-- Start Items --

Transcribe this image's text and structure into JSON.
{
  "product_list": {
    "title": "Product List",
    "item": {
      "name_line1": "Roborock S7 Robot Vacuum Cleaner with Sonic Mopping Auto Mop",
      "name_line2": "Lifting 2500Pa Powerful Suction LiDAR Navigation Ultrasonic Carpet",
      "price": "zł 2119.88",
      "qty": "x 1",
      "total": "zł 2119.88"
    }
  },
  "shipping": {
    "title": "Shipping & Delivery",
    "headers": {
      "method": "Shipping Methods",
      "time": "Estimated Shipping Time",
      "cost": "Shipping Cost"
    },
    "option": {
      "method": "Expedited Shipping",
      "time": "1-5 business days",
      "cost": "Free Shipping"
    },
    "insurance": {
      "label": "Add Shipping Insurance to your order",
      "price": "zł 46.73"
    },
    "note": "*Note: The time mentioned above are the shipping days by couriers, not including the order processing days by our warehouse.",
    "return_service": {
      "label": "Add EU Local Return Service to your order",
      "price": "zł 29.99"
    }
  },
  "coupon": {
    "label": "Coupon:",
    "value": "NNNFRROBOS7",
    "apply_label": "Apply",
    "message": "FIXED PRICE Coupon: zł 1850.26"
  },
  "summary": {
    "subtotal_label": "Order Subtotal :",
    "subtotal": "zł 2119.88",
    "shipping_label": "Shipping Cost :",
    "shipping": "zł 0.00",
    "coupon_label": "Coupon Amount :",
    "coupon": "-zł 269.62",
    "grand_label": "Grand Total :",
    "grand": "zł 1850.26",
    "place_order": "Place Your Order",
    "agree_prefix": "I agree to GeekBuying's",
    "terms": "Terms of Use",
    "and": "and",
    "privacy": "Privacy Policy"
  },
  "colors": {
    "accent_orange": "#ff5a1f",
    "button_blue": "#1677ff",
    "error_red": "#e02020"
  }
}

-- End Items --

■ **Stated goal**
Using the data above, print every record exactly as shown.

■ **Reply**
Transcribe this image's text and structure into JSON.
{
  "product_list": {
    "title": "Product List",
    "item": {
      "name_line1": "Roborock S7 Robot Vacuum Cleaner with Sonic Mopping Auto Mop",
      "name_line2": "Lifting 2500Pa Powerful Suction LiDAR Navigation Ultrasonic Carpet",
      "price": "zł 2119.88",
      "qty": "x 1",
      "total": "zł 2119.88"
    }
  },
  "shipping": {
    "title": "Shipping & Delivery",
    "headers": {
      "method": "Shipping Methods",
      "time": "Estimated Shipping Time",
      "cost": "Shipping Cost"
    },
    "option": {
      "method": "Expedited Shipping",
      "time": "1-5 business days",
      "cost": "Free Shipping"
    },
    "insurance": {
      "label": "Add Shipping Insurance to your order",
      "price": "zł 46.73"
    },
    "note": "*Note: The time mentioned above are the shipping days by couriers, not including the order processing days by our warehouse.",
    "return_service": {
      "label": "Add EU Local Return Service to your order",
      "price": "zł 29.99"
    }
  },
  "coupon": {
    "label": "Coupon:",
    "value": "NNNFRROBOS7",
    "apply_label": "Apply",
    "message": "FIXED PRICE Coupon: zł 1850.26"
  },
  "summary": {
    "subtotal_label": "Order Subtotal :",
    "subtotal": "zł 2119.88",
    "shipping_label": "Shipping Cost :",
    "shipping": "zł 0.00",
    "coupon_label": "Coupon Amount :",
    "coupon": "-zł 269.62",
    "grand_label": "Grand Total :",
    "grand": "zł 1850.26",
    "place_order": "Place Your Order",
    "agree_prefix": "I agree to GeekBuying's",
    "terms": "Terms of Use",
    "and": "and",
    "privacy": "Privacy Policy"
  },
  "colors": {
    "accent_orange": "#ff5a1f",
    "button_blue": "#1677ff",
    "error_red": "#e02020"
  }
}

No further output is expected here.